Retype the entries from the line with "svg-text:We: We <box>1010" up to and including the line with "svg-text:06: 06 <box>672 826 686 840</box>", keeping each one unchanged.

> [RECORDS FOR PROCESSING]:
***
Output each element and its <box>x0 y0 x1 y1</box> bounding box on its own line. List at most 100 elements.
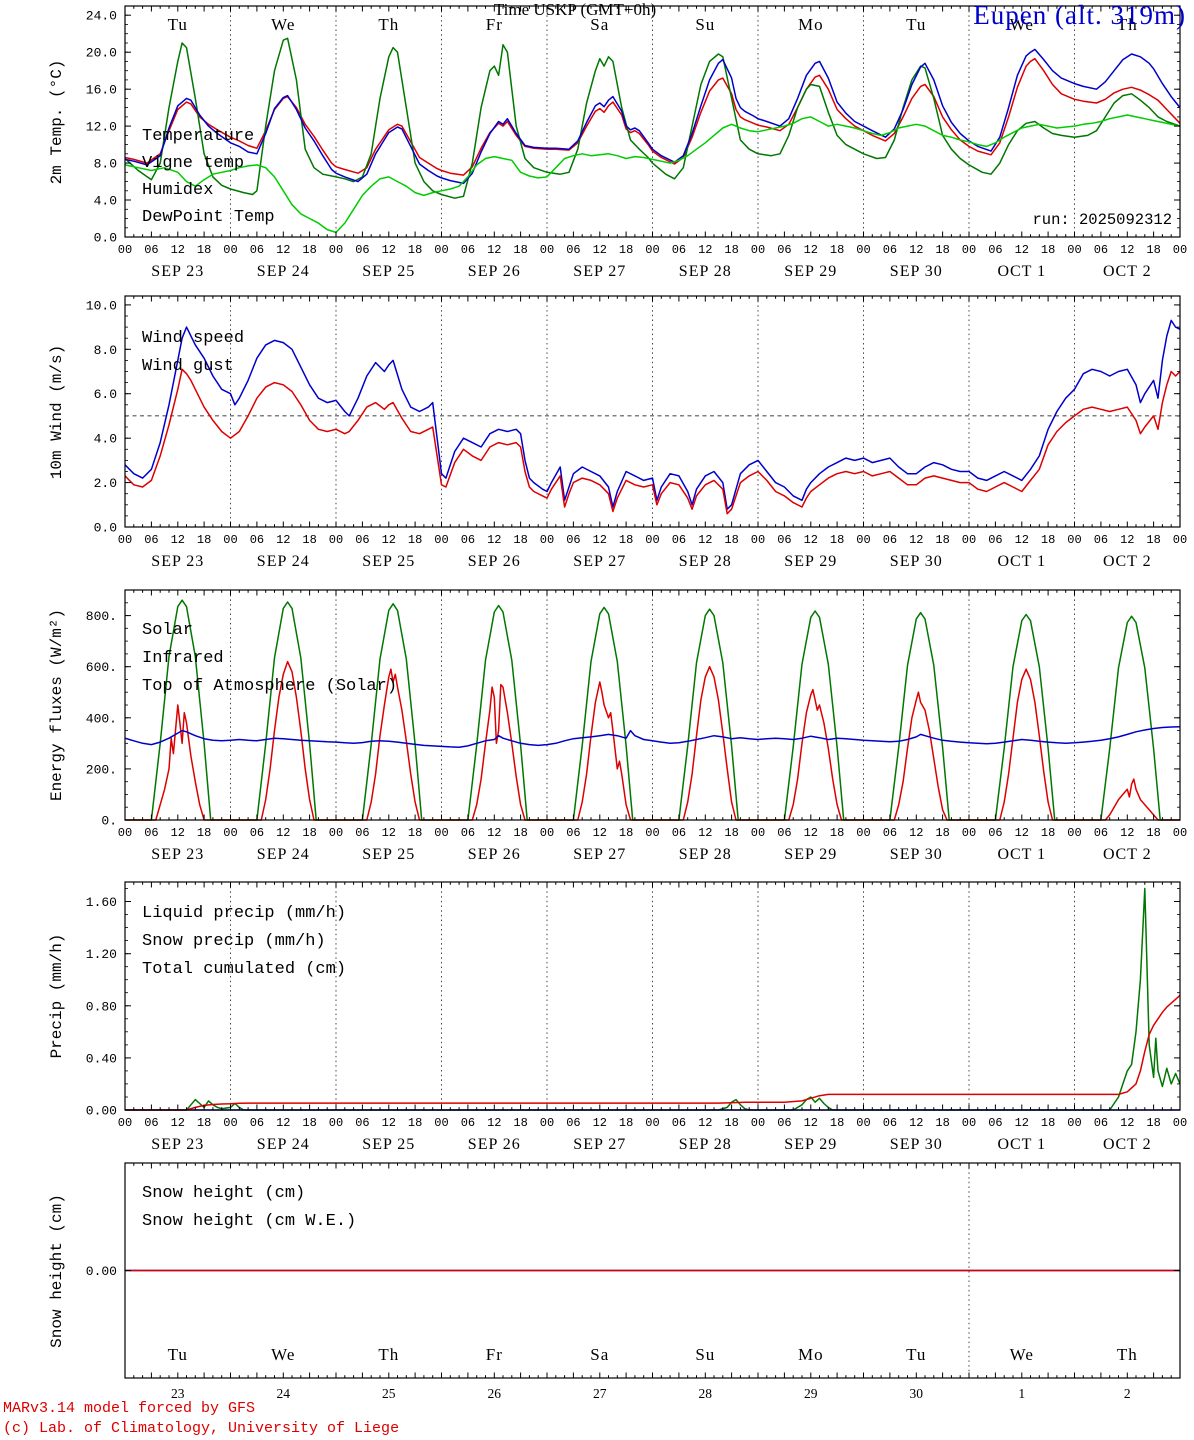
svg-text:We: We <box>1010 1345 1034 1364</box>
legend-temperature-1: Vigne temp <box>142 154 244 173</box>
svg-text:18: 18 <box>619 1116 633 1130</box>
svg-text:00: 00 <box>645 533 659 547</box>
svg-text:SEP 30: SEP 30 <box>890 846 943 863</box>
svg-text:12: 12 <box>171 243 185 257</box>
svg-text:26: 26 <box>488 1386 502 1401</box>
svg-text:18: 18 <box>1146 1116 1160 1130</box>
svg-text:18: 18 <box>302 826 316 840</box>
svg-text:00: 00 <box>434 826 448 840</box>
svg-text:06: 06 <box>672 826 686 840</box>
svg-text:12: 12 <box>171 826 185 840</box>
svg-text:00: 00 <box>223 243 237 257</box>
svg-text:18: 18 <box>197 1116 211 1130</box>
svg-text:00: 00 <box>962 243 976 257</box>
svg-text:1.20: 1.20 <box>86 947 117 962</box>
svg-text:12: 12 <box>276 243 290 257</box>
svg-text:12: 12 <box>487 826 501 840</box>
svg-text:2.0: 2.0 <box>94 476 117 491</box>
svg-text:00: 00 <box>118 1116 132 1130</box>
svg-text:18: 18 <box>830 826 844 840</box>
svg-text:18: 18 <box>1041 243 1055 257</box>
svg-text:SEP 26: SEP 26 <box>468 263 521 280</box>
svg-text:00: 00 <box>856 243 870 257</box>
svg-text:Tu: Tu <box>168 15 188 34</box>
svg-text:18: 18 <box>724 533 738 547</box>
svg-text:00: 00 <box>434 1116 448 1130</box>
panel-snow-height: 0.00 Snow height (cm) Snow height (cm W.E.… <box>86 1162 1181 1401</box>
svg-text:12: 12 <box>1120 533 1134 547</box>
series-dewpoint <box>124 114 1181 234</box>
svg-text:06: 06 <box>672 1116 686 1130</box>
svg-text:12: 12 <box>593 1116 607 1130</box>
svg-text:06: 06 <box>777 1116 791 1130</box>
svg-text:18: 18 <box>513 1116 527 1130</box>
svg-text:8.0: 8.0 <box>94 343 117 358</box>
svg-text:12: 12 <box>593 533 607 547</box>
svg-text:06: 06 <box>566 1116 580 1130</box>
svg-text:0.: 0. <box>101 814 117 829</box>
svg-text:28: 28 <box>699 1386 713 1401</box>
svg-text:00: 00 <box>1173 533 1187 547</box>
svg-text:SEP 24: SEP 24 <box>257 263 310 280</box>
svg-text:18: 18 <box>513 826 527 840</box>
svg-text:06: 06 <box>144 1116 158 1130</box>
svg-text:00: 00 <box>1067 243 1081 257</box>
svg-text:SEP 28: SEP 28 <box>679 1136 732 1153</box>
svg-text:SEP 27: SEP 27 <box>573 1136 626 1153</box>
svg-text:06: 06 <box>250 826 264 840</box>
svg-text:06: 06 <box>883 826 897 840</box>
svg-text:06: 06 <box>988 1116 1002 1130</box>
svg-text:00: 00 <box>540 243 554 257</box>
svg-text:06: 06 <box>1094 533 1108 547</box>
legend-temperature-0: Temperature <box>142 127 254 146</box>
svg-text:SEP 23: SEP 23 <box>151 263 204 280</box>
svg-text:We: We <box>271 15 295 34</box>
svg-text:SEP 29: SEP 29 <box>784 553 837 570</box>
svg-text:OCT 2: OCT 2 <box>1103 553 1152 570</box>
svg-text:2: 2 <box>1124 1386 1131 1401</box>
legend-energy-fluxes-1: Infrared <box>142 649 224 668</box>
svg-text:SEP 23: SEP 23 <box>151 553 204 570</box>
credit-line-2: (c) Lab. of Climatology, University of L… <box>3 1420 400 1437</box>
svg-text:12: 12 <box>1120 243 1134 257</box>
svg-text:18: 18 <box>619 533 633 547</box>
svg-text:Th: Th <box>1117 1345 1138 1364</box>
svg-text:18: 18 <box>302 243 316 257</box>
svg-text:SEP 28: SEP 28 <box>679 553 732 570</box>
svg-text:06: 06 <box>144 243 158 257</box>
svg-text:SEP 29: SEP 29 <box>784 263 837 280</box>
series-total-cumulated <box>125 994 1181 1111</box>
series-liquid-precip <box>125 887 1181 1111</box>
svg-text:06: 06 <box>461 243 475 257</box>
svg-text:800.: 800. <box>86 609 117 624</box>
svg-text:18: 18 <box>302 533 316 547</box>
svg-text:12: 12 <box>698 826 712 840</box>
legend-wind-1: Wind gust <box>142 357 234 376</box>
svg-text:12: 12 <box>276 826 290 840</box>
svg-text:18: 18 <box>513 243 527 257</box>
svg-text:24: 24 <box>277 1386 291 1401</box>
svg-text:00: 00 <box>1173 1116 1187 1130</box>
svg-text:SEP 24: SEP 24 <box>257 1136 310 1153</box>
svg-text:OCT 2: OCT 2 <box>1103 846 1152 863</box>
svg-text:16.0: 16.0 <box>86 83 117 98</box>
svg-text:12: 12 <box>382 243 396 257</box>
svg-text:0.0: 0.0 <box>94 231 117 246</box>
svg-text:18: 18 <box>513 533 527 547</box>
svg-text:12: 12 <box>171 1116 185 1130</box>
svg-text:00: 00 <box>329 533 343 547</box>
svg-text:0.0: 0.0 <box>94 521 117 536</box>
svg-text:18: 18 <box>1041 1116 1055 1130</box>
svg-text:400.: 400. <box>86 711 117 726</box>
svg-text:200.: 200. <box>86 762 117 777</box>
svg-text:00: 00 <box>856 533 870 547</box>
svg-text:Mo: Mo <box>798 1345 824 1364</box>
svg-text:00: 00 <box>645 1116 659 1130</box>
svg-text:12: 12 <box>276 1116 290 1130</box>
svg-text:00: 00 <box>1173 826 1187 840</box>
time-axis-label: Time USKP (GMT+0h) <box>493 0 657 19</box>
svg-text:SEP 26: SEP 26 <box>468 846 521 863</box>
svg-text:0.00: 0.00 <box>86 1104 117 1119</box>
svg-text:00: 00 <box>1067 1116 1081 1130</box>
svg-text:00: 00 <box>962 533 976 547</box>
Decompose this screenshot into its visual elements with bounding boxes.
***
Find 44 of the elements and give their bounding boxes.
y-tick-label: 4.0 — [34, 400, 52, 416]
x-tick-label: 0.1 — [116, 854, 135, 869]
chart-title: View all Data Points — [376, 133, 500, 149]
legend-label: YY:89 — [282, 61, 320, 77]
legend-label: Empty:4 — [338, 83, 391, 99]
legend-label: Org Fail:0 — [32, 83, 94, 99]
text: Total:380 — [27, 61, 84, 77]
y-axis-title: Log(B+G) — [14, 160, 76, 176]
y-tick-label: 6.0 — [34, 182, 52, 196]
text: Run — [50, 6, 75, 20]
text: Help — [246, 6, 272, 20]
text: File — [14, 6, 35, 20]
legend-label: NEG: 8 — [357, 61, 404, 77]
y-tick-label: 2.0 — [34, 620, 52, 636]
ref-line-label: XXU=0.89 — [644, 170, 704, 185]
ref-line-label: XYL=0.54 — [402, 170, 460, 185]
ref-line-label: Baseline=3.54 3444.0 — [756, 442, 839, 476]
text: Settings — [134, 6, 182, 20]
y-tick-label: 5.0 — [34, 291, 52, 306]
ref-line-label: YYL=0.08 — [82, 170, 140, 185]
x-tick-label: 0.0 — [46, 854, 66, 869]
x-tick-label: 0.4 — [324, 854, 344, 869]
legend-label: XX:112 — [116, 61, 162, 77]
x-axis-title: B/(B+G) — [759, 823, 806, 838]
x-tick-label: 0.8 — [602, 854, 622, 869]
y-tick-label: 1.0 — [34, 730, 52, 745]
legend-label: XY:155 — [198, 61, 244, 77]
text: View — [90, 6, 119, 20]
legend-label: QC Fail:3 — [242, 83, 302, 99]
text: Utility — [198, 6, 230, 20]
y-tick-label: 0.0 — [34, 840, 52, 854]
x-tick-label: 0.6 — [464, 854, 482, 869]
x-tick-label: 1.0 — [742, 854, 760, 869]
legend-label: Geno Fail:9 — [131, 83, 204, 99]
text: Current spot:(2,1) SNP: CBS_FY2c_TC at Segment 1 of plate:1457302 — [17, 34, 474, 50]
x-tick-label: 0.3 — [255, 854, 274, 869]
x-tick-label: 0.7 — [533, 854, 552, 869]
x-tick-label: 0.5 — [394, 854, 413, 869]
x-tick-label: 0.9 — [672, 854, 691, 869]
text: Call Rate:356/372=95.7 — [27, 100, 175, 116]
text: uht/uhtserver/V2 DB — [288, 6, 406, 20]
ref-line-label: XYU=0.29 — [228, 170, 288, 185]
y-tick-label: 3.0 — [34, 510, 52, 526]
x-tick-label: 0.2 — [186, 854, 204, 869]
***
> [THE COMPLETED TASK]:
svg-text:We: We <box>1010 1345 1034 1364</box>
legend-temperature-1: Vigne temp <box>142 154 244 173</box>
svg-text:18: 18 <box>619 1116 633 1130</box>
svg-text:00: 00 <box>645 533 659 547</box>
svg-text:SEP 30: SEP 30 <box>890 846 943 863</box>
svg-text:12: 12 <box>171 243 185 257</box>
svg-text:26: 26 <box>488 1386 502 1401</box>
svg-text:18: 18 <box>1146 1116 1160 1130</box>
svg-text:18: 18 <box>302 826 316 840</box>
svg-text:00: 00 <box>434 826 448 840</box>
svg-text:06: 06 <box>672 826 686 840</box>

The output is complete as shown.